## EXERCISE DETAILS
Images excluded, repeat each entry below exactly.

## PROVIDED MATERIAL
########
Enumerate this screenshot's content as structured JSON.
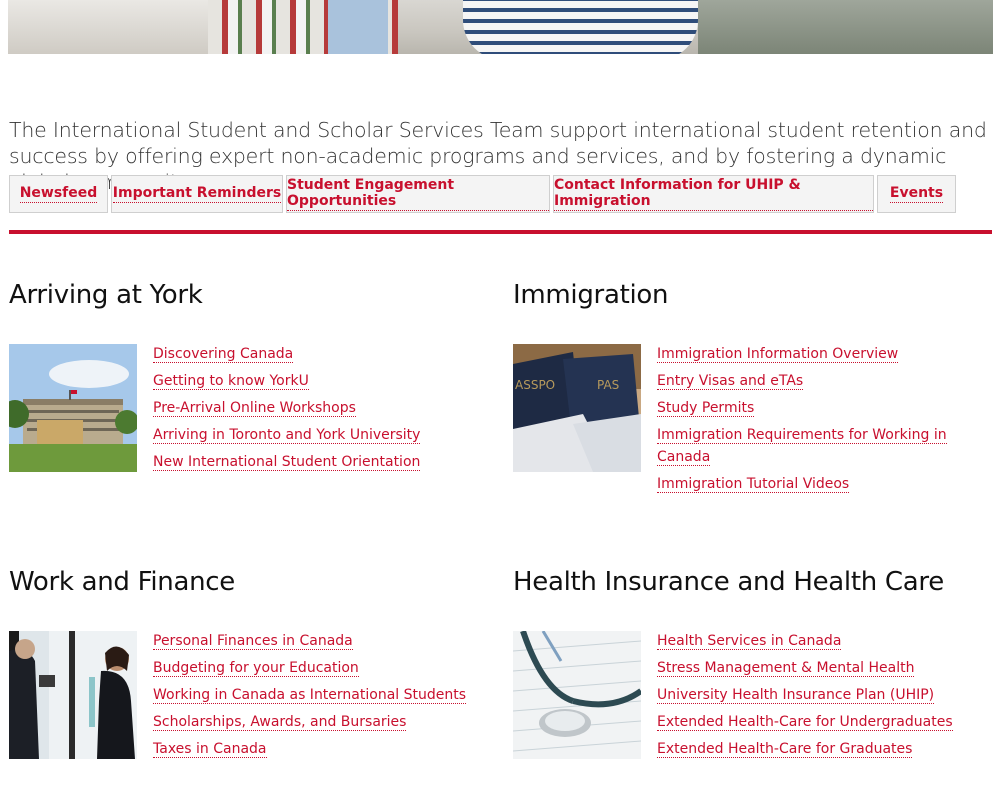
{
  "intro": "The International Student and Scholar Services Team support international student retention and success by offering expert non-academic programs and services, and by fostering a dynamic global community.",
  "tabs": [
    "Newsfeed",
    "Important Reminders",
    "Student Engagement Opportunities",
    "Contact Information for UHIP & Immigration",
    "Events"
  ],
  "sections": {
    "arriving": {
      "title": "Arriving at York",
      "links": [
        "Discovering Canada",
        "Getting to know YorkU",
        "Pre-Arrival Online Workshops",
        "Arriving in Toronto and York University",
        "New International Student Orientation"
      ]
    },
    "immigration": {
      "title": "Immigration",
      "links": [
        "Immigration Information Overview",
        "Entry Visas and eTAs",
        "Study Permits",
        "Immigration Requirements for Working in Canada",
        "Immigration Tutorial Videos"
      ]
    },
    "work": {
      "title": "Work and Finance",
      "links": [
        "Personal Finances in Canada",
        "Budgeting for your Education",
        "Working in Canada as International Students",
        "Scholarships, Awards, and Bursaries",
        "Taxes in Canada"
      ]
    },
    "health": {
      "title": "Health Insurance and Health Care",
      "links": [
        "Health Services in Canada",
        "Stress Management & Mental Health",
        "University Health Insurance Plan (UHIP)",
        "Extended Health-Care for Undergraduates",
        "Extended Health-Care for Graduates"
      ]
    }
  },
  "colors": {
    "accent": "#c8102e",
    "tab_bg": "#f4f4f4",
    "text": "#111111"
  }
}
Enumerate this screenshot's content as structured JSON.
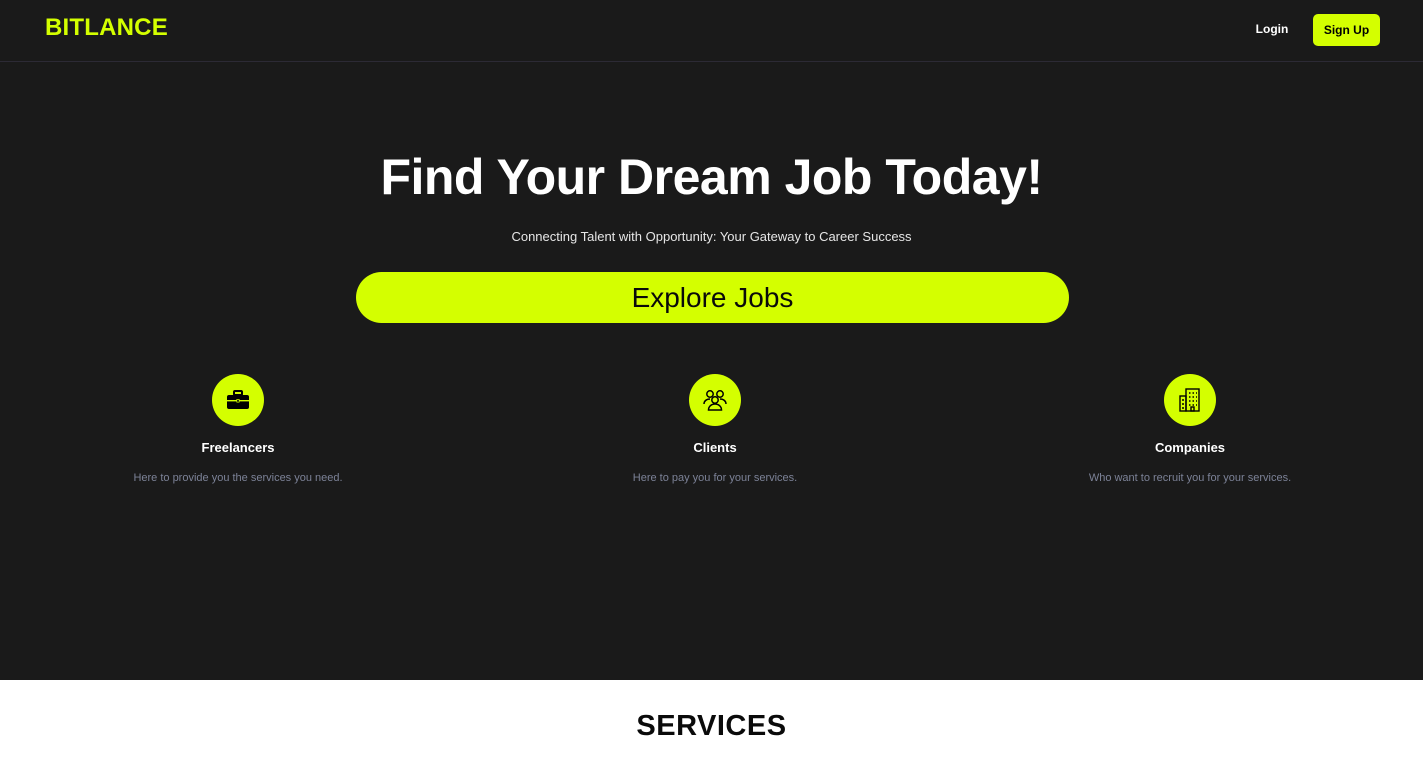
{
  "nav": {
    "logo": "BITLANCE",
    "login_label": "Login",
    "signup_label": "Sign Up"
  },
  "hero": {
    "title": "Find Your Dream Job Today!",
    "subtitle": "Connecting Talent with Opportunity: Your Gateway to Career Success",
    "cta_label": "Explore Jobs"
  },
  "features": [
    {
      "icon": "briefcase-icon",
      "title": "Freelancers",
      "description": "Here to provide you the services you need."
    },
    {
      "icon": "people-icon",
      "title": "Clients",
      "description": "Here to pay you for your services."
    },
    {
      "icon": "building-icon",
      "title": "Companies",
      "description": "Who want to recruit you for your services."
    }
  ],
  "services": {
    "title": "SERVICES"
  },
  "colors": {
    "accent": "#d4ff00",
    "background": "#1a1a1a",
    "muted_text": "#7c8297"
  }
}
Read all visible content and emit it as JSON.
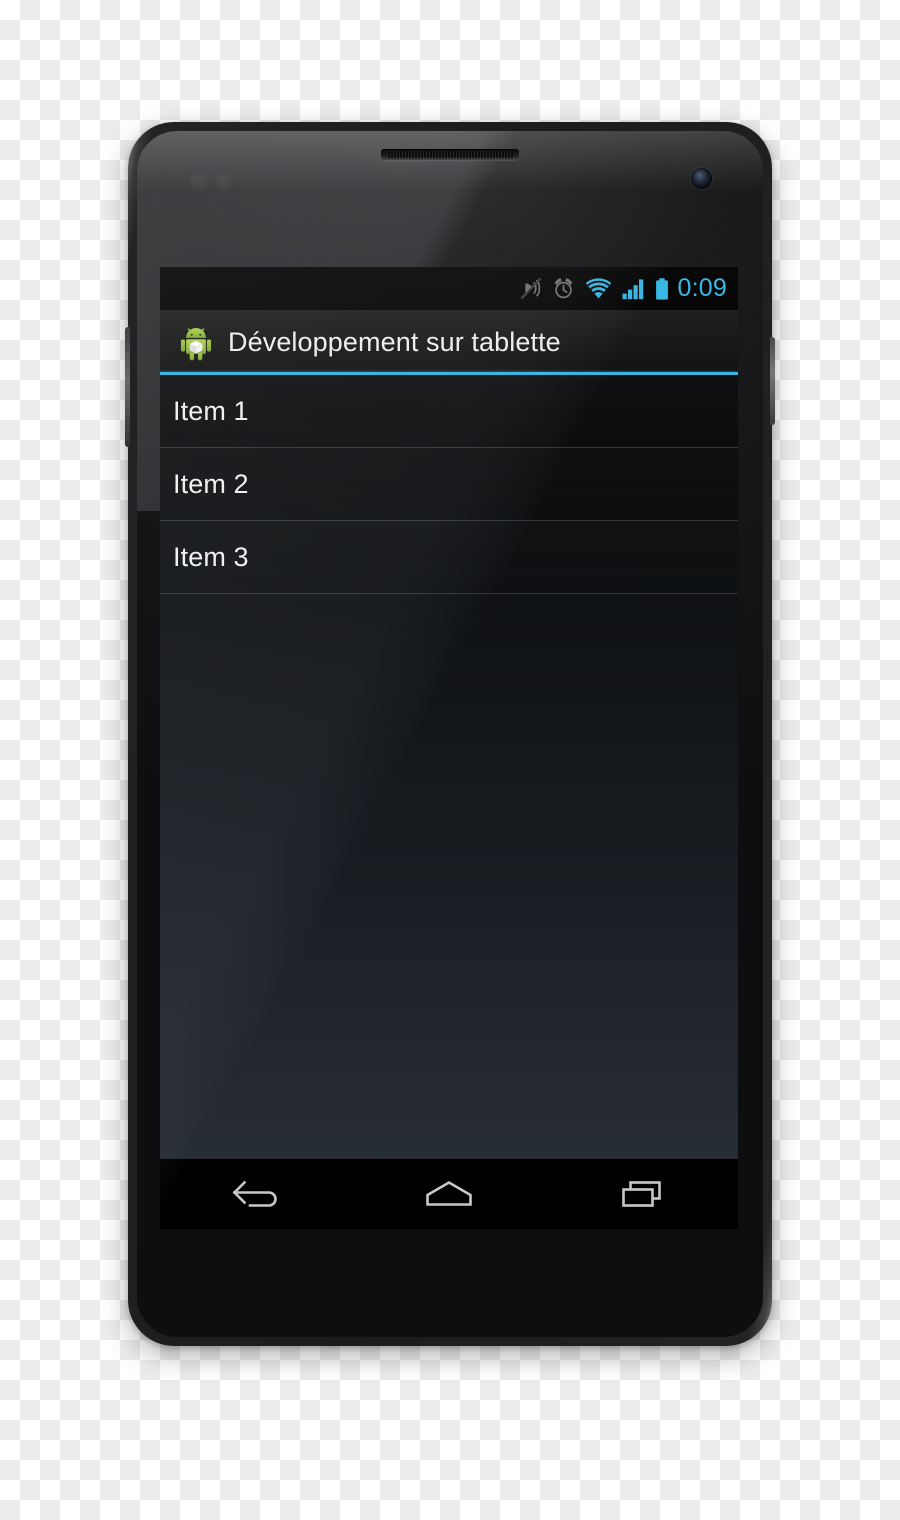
{
  "device": {
    "name": "android-smartphone",
    "hardware": {
      "earpiece": "earpiece-speaker",
      "front_camera": "front-camera",
      "sensors": "proximity-light-sensors",
      "power_button": "power-button",
      "volume_button": "volume-rocker"
    }
  },
  "status_bar": {
    "icons": [
      {
        "name": "vibrate-off-icon",
        "label": "Silencieux",
        "color": "#6e6e6e"
      },
      {
        "name": "alarm-clock-icon",
        "label": "Alarme",
        "color": "#6e6e6e"
      },
      {
        "name": "wifi-icon",
        "label": "Wi-Fi",
        "color": "#33b5e5"
      },
      {
        "name": "signal-bars-icon",
        "label": "Signal",
        "color": "#33b5e5"
      },
      {
        "name": "battery-icon",
        "label": "Batterie",
        "color": "#33b5e5"
      }
    ],
    "clock": "0:09",
    "clock_color": "#33b5e5",
    "background": "#000000"
  },
  "action_bar": {
    "icon_name": "android-robot-icon",
    "title": "Développement sur tablette",
    "accent_color": "#33b5e5"
  },
  "list": {
    "items": [
      {
        "label": "Item 1"
      },
      {
        "label": "Item 2"
      },
      {
        "label": "Item 3"
      }
    ]
  },
  "nav_bar": {
    "buttons": [
      {
        "name": "back-button",
        "label": "Retour"
      },
      {
        "name": "home-button",
        "label": "Accueil"
      },
      {
        "name": "recents-button",
        "label": "Applications récentes"
      }
    ],
    "background": "#000000"
  },
  "theme": {
    "accent": "#33b5e5",
    "text_primary": "#f5f5f5",
    "divider": "#33383d",
    "screen_background": "#000000"
  }
}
########
## TASK RESULT
Enumerate this screenshot's content as structured JSON.
{
  "intro": "The International Student and Scholar Services Team support international student retention and success by offering expert non-academic programs and services, and by fostering a dynamic global community.",
  "tabs": [
    "Newsfeed",
    "Important Reminders",
    "Student Engagement Opportunities",
    "Contact Information for UHIP & Immigration",
    "Events"
  ],
  "sections": {
    "arriving": {
      "title": "Arriving at York",
      "links": [
        "Discovering Canada",
        "Getting to know YorkU",
        "Pre-Arrival Online Workshops",
        "Arriving in Toronto and York University",
        "New International Student Orientation"
      ]
    },
    "immigration": {
      "title": "Immigration",
      "links": [
        "Immigration Information Overview",
        "Entry Visas and eTAs",
        "Study Permits",
        "Immigration Requirements for Working in Canada",
        "Immigration Tutorial Videos"
      ]
    },
    "work": {
      "title": "Work and Finance",
      "links": [
        "Personal Finances in Canada",
        "Budgeting for your Education",
        "Working in Canada as International Students",
        "Scholarships, Awards, and Bursaries",
        "Taxes in Canada"
      ]
    },
    "health": {
      "title": "Health Insurance and Health Care",
      "links": [
        "Health Services in Canada",
        "Stress Management & Mental Health",
        "University Health Insurance Plan (UHIP)",
        "Extended Health-Care for Undergraduates",
        "Extended Health-Care for Graduates"
      ]
    }
  },
  "colors": {
    "accent": "#c8102e",
    "tab_bg": "#f4f4f4",
    "text": "#111111"
  }
}
Enumerate this screenshot's content as structured JSON.
{
  "nav": {
    "logo": "BITLANCE",
    "login_label": "Login",
    "signup_label": "Sign Up"
  },
  "hero": {
    "title": "Find Your Dream Job Today!",
    "subtitle": "Connecting Talent with Opportunity: Your Gateway to Career Success",
    "cta_label": "Explore Jobs"
  },
  "features": [
    {
      "icon": "briefcase-icon",
      "title": "Freelancers",
      "description": "Here to provide you the services you need."
    },
    {
      "icon": "people-icon",
      "title": "Clients",
      "description": "Here to pay you for your services."
    },
    {
      "icon": "building-icon",
      "title": "Companies",
      "description": "Who want to recruit you for your services."
    }
  ],
  "services": {
    "title": "SERVICES"
  },
  "colors": {
    "accent": "#d4ff00",
    "background": "#1a1a1a",
    "muted_text": "#7c8297"
  }
}
Read all visible content and emit it as JSON.
{
  "device": {
    "name": "android-smartphone",
    "hardware": {
      "earpiece": "earpiece-speaker",
      "front_camera": "front-camera",
      "sensors": "proximity-light-sensors",
      "power_button": "power-button",
      "volume_button": "volume-rocker"
    }
  },
  "status_bar": {
    "icons": [
      {
        "name": "vibrate-off-icon",
        "label": "Silencieux",
        "color": "#6e6e6e"
      },
      {
        "name": "alarm-clock-icon",
        "label": "Alarme",
        "color": "#6e6e6e"
      },
      {
        "name": "wifi-icon",
        "label": "Wi-Fi",
        "color": "#33b5e5"
      },
      {
        "name": "signal-bars-icon",
        "label": "Signal",
        "color": "#33b5e5"
      },
      {
        "name": "battery-icon",
        "label": "Batterie",
        "color": "#33b5e5"
      }
    ],
    "clock": "0:09",
    "clock_color": "#33b5e5",
    "background": "#000000"
  },
  "action_bar": {
    "icon_name": "android-robot-icon",
    "title": "Développement sur tablette",
    "accent_color": "#33b5e5"
  },
  "list": {
    "items": [
      {
        "label": "Item 1"
      },
      {
        "label": "Item 2"
      },
      {
        "label": "Item 3"
      }
    ]
  },
  "nav_bar": {
    "buttons": [
      {
        "name": "back-button",
        "label": "Retour"
      },
      {
        "name": "home-button",
        "label": "Accueil"
      },
      {
        "name": "recents-button",
        "label": "Applications récentes"
      }
    ],
    "background": "#000000"
  },
  "theme": {
    "accent": "#33b5e5",
    "text_primary": "#f5f5f5",
    "divider": "#33383d",
    "screen_background": "#000000"
  }
}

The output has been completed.